== Dataset content ==
◇ ◇ ◇ ◇ ◇
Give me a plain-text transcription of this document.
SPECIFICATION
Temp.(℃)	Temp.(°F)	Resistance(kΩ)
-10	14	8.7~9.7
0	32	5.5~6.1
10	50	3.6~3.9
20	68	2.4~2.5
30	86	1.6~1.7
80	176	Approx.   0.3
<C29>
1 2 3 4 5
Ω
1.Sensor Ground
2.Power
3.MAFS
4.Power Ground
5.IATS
◇ ◇ ◇ ◇ ◇
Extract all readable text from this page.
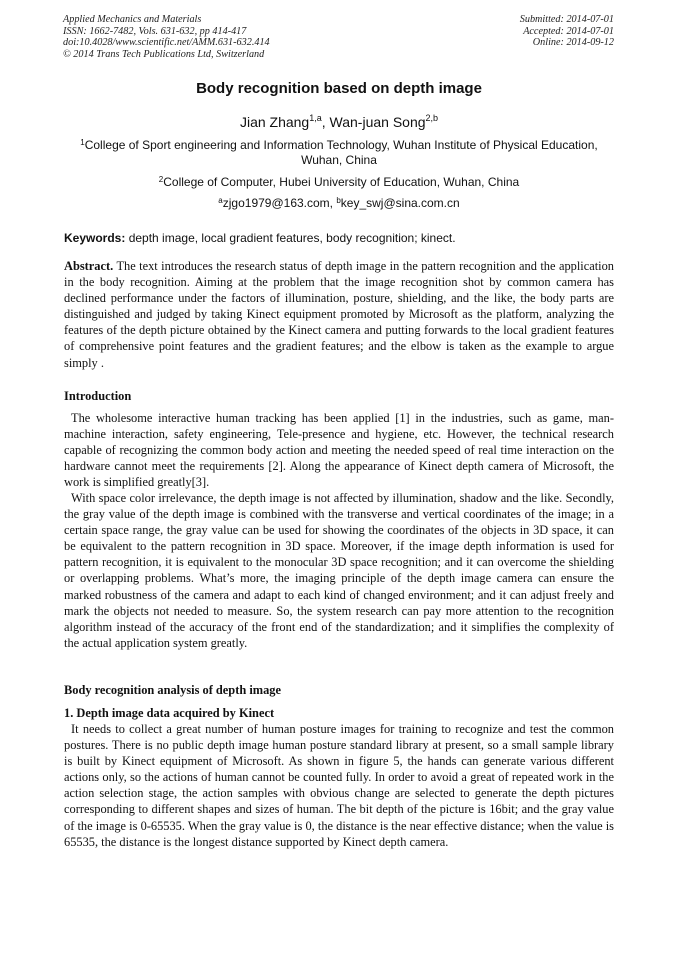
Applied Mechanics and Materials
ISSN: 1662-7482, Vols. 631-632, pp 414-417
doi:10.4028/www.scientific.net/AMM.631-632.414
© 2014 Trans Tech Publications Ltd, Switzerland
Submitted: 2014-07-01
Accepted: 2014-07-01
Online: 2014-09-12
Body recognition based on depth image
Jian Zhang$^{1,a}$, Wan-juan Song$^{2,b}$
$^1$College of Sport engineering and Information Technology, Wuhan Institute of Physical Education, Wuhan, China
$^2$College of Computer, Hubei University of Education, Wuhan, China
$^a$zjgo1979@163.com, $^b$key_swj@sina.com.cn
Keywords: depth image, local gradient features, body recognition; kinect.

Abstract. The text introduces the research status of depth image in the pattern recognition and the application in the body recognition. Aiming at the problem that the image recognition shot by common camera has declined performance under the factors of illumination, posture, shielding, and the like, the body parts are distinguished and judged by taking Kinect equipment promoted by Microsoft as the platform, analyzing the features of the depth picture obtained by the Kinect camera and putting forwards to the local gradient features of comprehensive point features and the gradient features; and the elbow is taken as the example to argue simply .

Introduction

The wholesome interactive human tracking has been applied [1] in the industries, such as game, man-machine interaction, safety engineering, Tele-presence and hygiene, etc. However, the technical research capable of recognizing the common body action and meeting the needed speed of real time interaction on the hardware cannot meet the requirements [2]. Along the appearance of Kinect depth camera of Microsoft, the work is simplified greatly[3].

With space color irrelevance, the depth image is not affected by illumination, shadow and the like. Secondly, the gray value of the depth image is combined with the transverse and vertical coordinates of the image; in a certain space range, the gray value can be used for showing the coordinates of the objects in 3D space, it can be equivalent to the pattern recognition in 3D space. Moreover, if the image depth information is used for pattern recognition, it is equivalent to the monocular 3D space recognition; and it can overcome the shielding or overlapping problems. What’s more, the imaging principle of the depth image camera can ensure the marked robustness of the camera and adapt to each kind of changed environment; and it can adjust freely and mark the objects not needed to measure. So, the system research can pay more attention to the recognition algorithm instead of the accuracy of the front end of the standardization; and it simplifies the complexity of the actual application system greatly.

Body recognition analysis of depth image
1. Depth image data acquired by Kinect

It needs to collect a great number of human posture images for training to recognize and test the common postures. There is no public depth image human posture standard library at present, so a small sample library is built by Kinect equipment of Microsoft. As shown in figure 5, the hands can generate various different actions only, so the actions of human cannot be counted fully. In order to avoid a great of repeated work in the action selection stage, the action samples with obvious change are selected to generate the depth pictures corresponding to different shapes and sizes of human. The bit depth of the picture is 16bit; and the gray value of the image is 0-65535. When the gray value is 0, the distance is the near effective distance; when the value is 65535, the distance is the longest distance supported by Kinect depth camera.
◇ ◇ ◇ ◇ ◇
== Your goal ==
Reply with nothing but the number of lines that contain the word "College".

== Worked solution ==
2